- TASK TO CARRY OUT
Nothing in the data should change when you return it, but leave the pictures out.

Extracted records:
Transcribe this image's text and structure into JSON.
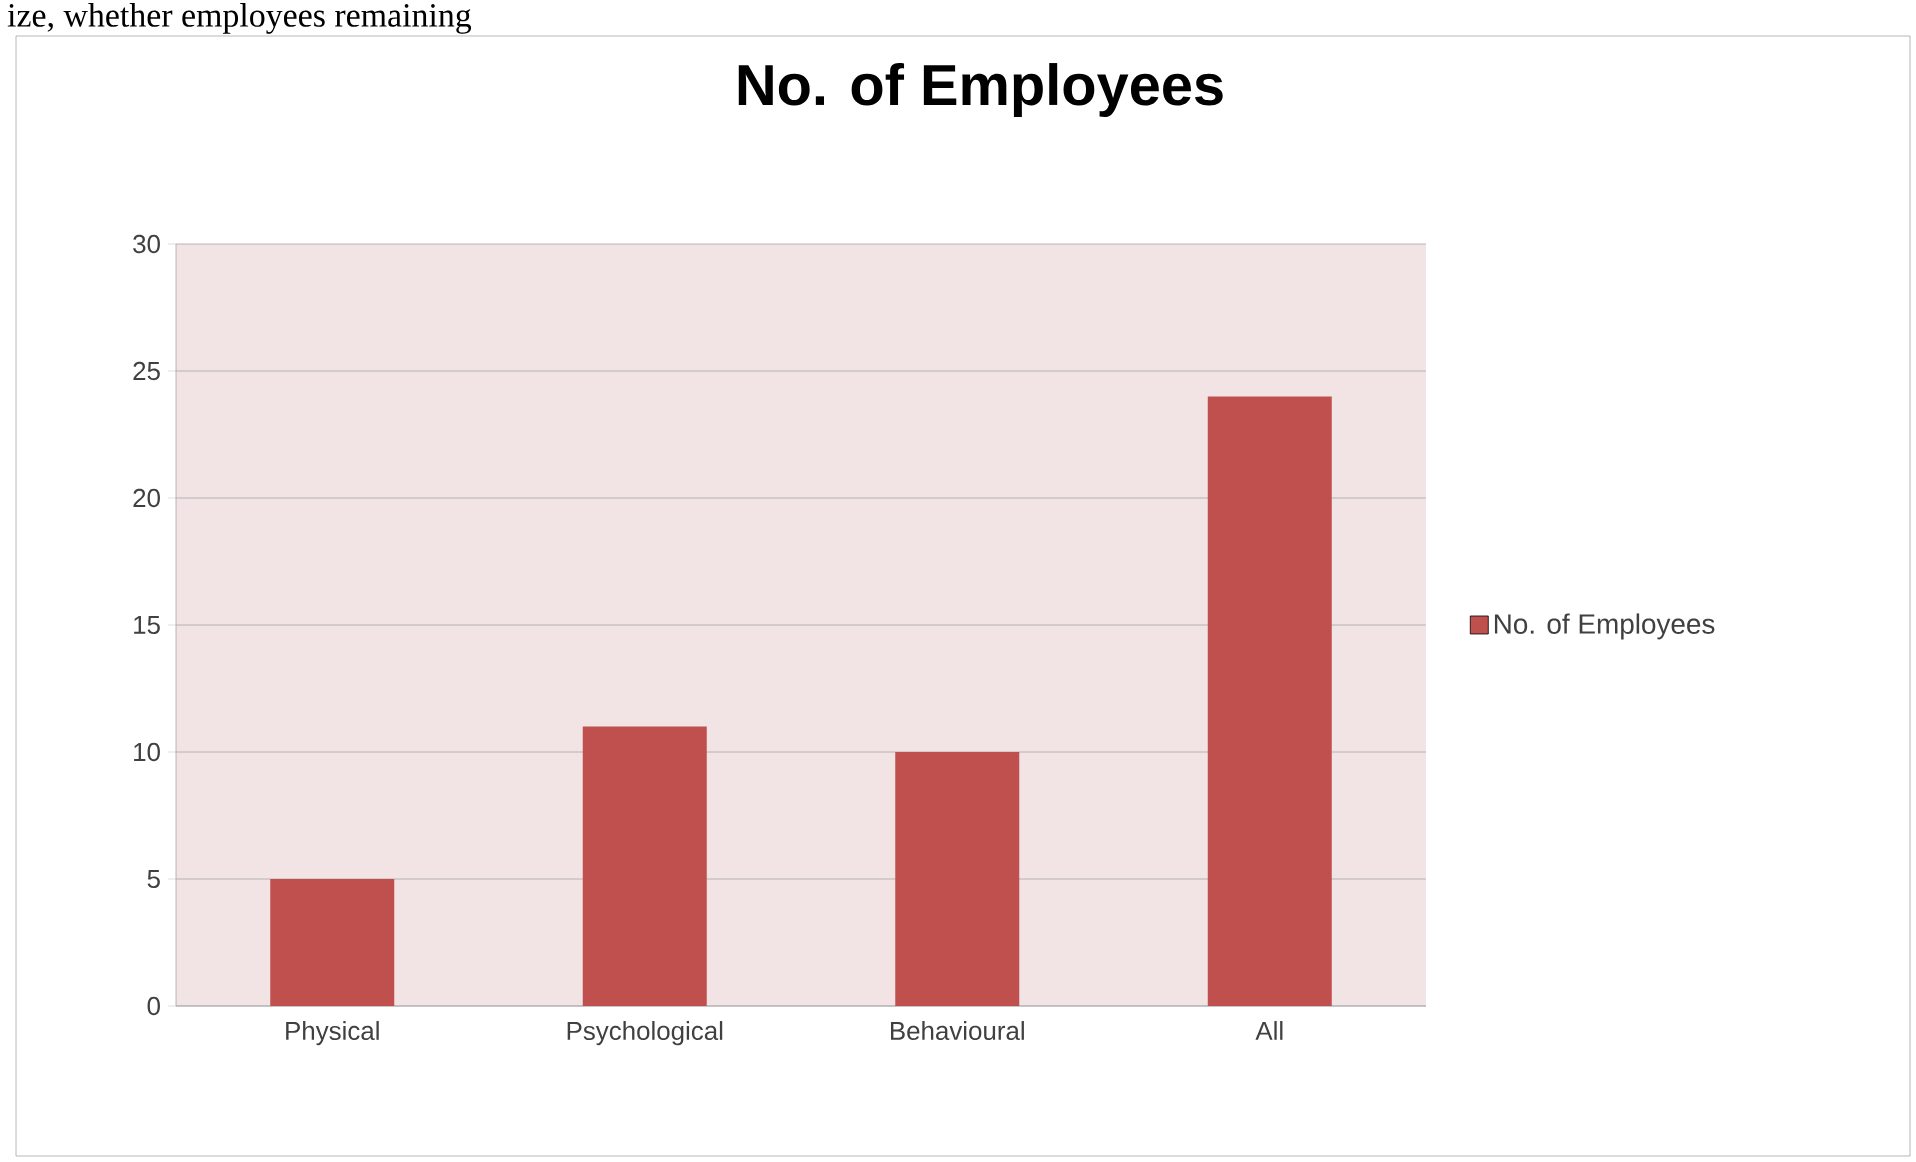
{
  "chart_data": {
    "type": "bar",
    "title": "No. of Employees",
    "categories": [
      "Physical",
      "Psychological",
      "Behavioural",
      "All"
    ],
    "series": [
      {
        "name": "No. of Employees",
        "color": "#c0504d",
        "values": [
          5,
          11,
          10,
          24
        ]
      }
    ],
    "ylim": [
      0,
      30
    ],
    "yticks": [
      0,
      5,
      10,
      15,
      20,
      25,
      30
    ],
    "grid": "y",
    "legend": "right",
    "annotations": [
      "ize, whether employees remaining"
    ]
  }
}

- ANSWER TO THIS PROBLEM
Transcribe this image's text and structure into JSON.
{
  "chart_data": {
    "type": "bar",
    "title": "No. of Employees",
    "categories": [
      "Physical",
      "Psychological",
      "Behavioural",
      "All"
    ],
    "series": [
      {
        "name": "No. of Employees",
        "color": "#c0504d",
        "values": [
          5,
          11,
          10,
          24
        ]
      }
    ],
    "ylim": [
      0,
      30
    ],
    "yticks": [
      0,
      5,
      10,
      15,
      20,
      25,
      30
    ],
    "grid": "y",
    "legend": "right",
    "annotations": [
      "ize, whether employees remaining"
    ]
  }
}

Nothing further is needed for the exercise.